Supplied data:
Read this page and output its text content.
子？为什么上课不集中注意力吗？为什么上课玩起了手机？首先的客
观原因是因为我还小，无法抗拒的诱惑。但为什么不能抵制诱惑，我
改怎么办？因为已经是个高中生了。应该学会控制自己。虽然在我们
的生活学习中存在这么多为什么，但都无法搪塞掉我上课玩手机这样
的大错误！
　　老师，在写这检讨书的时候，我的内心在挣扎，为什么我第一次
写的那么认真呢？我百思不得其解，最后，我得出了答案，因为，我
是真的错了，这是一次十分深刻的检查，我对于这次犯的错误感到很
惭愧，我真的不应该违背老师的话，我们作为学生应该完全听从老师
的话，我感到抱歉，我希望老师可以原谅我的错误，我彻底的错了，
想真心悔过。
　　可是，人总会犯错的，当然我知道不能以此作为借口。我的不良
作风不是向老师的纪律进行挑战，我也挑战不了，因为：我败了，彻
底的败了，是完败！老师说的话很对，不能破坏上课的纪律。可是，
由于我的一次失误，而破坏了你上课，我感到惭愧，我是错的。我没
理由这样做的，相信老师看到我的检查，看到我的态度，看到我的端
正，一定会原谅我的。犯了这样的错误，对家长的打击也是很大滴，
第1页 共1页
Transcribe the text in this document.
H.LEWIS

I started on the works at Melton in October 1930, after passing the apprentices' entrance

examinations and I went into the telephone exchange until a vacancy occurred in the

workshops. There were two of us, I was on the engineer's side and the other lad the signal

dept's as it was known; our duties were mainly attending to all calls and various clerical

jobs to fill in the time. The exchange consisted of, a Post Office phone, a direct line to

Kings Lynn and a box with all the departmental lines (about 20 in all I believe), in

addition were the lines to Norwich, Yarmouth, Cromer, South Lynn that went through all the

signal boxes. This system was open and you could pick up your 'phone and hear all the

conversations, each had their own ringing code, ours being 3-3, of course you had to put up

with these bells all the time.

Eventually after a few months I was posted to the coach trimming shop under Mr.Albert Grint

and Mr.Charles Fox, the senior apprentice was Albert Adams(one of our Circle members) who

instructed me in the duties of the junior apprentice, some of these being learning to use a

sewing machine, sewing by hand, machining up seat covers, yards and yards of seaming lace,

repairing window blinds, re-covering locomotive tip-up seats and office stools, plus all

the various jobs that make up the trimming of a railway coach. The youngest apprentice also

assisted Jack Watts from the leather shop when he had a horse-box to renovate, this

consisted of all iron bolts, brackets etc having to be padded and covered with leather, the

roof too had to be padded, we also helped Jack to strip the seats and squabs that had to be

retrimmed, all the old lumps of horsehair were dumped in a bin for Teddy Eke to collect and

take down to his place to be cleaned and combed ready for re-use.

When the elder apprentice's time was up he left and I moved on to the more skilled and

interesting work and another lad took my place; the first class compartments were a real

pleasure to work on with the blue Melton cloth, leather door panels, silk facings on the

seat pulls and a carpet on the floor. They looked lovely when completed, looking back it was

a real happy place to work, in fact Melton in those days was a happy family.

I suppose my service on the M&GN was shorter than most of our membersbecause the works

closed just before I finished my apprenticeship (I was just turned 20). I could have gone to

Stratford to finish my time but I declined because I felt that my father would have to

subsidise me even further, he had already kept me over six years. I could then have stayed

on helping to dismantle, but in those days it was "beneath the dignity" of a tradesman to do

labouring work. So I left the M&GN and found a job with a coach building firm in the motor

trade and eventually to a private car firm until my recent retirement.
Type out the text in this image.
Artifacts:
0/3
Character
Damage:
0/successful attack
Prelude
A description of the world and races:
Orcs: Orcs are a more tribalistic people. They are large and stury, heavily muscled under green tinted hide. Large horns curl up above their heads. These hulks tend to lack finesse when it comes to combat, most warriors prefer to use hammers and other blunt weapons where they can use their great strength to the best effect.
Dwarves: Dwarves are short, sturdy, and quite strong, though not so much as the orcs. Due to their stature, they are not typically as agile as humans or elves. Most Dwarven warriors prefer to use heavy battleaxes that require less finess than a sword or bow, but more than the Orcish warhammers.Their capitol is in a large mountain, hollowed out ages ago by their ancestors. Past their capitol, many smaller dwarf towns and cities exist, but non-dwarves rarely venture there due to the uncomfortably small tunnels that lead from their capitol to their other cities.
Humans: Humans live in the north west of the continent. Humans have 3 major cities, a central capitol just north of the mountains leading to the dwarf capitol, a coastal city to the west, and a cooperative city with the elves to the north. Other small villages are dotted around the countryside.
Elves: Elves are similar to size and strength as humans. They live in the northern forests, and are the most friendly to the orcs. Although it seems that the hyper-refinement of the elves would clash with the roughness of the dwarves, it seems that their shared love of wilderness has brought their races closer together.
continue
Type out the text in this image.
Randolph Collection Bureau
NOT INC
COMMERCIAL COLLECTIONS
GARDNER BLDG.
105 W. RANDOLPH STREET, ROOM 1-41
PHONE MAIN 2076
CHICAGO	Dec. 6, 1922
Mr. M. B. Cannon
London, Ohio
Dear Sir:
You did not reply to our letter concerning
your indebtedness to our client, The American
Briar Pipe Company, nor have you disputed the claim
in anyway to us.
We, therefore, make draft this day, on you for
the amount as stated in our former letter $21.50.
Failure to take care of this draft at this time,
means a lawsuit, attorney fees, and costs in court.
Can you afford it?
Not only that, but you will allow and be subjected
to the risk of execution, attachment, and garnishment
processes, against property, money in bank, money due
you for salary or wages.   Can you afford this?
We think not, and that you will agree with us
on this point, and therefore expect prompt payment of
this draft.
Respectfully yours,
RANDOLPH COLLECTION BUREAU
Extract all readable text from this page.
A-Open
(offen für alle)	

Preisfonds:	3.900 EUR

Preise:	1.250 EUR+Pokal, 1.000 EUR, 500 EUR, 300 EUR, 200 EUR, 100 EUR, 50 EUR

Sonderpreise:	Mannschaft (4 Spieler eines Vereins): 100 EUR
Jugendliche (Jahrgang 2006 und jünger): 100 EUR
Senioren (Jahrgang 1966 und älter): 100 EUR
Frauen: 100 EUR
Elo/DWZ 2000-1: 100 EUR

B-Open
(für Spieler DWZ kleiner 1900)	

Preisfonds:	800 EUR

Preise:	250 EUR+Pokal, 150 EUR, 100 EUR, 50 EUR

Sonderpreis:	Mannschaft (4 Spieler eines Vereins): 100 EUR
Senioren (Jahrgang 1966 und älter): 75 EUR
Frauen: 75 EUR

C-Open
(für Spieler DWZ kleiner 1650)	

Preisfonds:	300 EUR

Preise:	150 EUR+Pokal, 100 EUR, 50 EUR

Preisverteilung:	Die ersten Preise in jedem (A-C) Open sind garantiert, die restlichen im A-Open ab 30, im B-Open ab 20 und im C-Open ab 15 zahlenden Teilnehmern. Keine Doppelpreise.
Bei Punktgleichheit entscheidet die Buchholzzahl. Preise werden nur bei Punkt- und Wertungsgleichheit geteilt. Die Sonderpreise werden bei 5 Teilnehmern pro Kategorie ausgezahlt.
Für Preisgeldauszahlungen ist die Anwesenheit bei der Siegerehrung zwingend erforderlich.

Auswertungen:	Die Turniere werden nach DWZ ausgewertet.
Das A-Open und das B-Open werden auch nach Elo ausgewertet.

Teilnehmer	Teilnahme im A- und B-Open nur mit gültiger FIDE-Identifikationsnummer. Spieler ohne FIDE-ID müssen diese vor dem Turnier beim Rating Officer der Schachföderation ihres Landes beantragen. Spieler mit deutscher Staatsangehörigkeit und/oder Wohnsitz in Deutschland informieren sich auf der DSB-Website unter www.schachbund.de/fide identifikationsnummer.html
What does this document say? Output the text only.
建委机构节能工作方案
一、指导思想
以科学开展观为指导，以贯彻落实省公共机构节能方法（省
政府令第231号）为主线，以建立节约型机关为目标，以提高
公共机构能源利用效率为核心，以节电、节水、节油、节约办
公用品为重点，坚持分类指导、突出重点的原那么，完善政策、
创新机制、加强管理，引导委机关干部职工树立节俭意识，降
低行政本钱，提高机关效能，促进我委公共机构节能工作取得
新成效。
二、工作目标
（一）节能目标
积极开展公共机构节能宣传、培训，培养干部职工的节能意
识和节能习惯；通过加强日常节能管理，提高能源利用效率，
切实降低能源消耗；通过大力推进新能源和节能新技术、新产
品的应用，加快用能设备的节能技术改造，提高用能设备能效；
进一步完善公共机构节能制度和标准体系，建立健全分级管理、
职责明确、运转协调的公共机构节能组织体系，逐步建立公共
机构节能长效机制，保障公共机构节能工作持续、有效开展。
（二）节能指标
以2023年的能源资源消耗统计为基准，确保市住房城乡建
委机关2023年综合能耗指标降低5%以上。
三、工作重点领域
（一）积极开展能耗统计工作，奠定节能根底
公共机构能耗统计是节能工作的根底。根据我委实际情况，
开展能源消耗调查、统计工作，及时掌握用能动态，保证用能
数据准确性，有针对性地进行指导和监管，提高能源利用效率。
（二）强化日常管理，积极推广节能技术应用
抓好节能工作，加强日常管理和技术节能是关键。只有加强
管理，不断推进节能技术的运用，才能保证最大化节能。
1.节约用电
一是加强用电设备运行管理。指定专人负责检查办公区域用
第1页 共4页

Goal: Copy every line of the listing that includes the string "exchange".

Task response:
examinations and I went into the telephone exchange until a vacancy occurred in the
jobs to fill in the time. The exchange consisted of, a Post Office phone, a direct line to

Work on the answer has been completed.